(Records contained in a dataset)
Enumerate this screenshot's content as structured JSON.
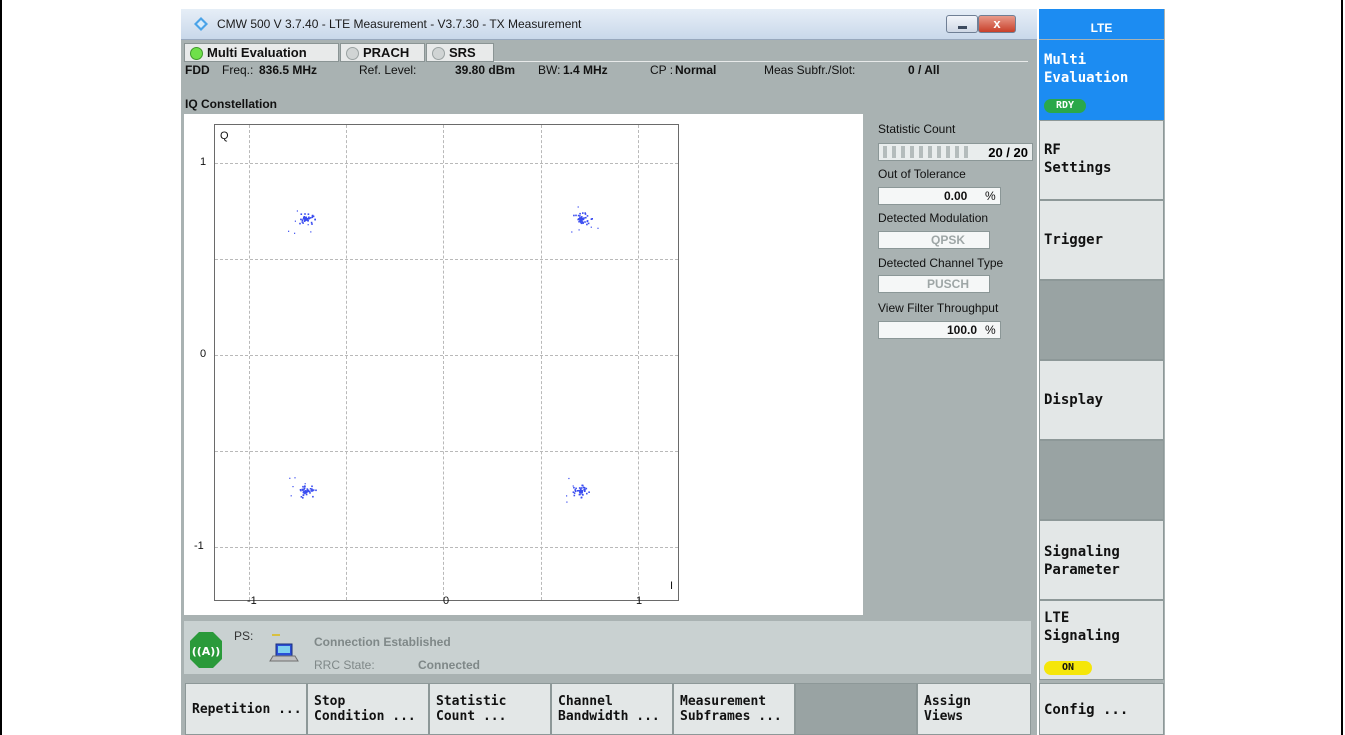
{
  "window": {
    "title": "CMW 500 V 3.7.40 - LTE Measurement  - V3.7.30 - TX Measurement",
    "close_label": "x"
  },
  "tabs": [
    {
      "label": "Multi Evaluation",
      "led": "#6fe04a"
    },
    {
      "label": "PRACH",
      "led": "#d0d4d4"
    },
    {
      "label": "SRS",
      "led": "#d0d4d4"
    }
  ],
  "info": {
    "mode": "FDD",
    "freq_label": "Freq.:",
    "freq_value": "836.5 MHz",
    "ref_label": "Ref. Level:",
    "ref_value": "39.80 dBm",
    "bw_label": "BW:",
    "bw_value": "1.4 MHz",
    "cp_label": "CP :",
    "cp_value": "Normal",
    "meas_label": "Meas Subfr./Slot:",
    "meas_value": "0  / All"
  },
  "view_title": "IQ Constellation",
  "chart_data": {
    "type": "scatter",
    "title": "IQ Constellation",
    "xlabel": "I",
    "ylabel": "Q",
    "xlim": [
      -1.1,
      1.3
    ],
    "ylim": [
      -1.25,
      1.25
    ],
    "x_ticks": [
      "-1",
      "0",
      "1"
    ],
    "y_ticks": [
      "1",
      "0",
      "-1"
    ],
    "grid": true,
    "series": [
      {
        "name": "",
        "color": "#3a4df0",
        "clusters": [
          {
            "x": -0.71,
            "y": 0.71
          },
          {
            "x": 0.71,
            "y": 0.71
          },
          {
            "x": -0.71,
            "y": -0.71
          },
          {
            "x": 0.71,
            "y": -0.71
          }
        ]
      }
    ]
  },
  "stats": {
    "statistic_count_label": "Statistic Count",
    "statistic_count_value": "20 / 20",
    "statistic_fraction": 1.0,
    "out_of_tolerance_label": "Out of Tolerance",
    "out_of_tolerance_value": "0.00",
    "percent_unit": "%",
    "detected_modulation_label": "Detected Modulation",
    "detected_modulation_value": "QPSK",
    "detected_channel_label": "Detected Channel Type",
    "detected_channel_value": "PUSCH",
    "view_filter_label": "View Filter Throughput",
    "view_filter_value": "100.0"
  },
  "status": {
    "ps_label": "PS:",
    "connection": "Connection Established",
    "rrc_label": "RRC State:",
    "rrc_value": "Connected"
  },
  "softkeys": [
    "Repetition ...",
    "Stop\nCondition ...",
    "Statistic\nCount ...",
    "Channel\nBandwidth ...",
    "Measurement\nSubframes ...",
    "",
    "Assign\nViews"
  ],
  "sidebar": {
    "header": "LTE",
    "multi_eval": "Multi\nEvaluation",
    "multi_badge": "RDY",
    "rf_settings": "RF\nSettings",
    "trigger": "Trigger",
    "display": "Display",
    "signaling_param": "Signaling\nParameter",
    "lte_signaling": "LTE\nSignaling",
    "lte_badge": "ON",
    "config": "Config ..."
  }
}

# [Written exercise]
Copy out each line in the listing that has the word "Constellation".

# [Response to this exercise]
  "view_title": "IQ Constellation",
    "title": "IQ Constellation",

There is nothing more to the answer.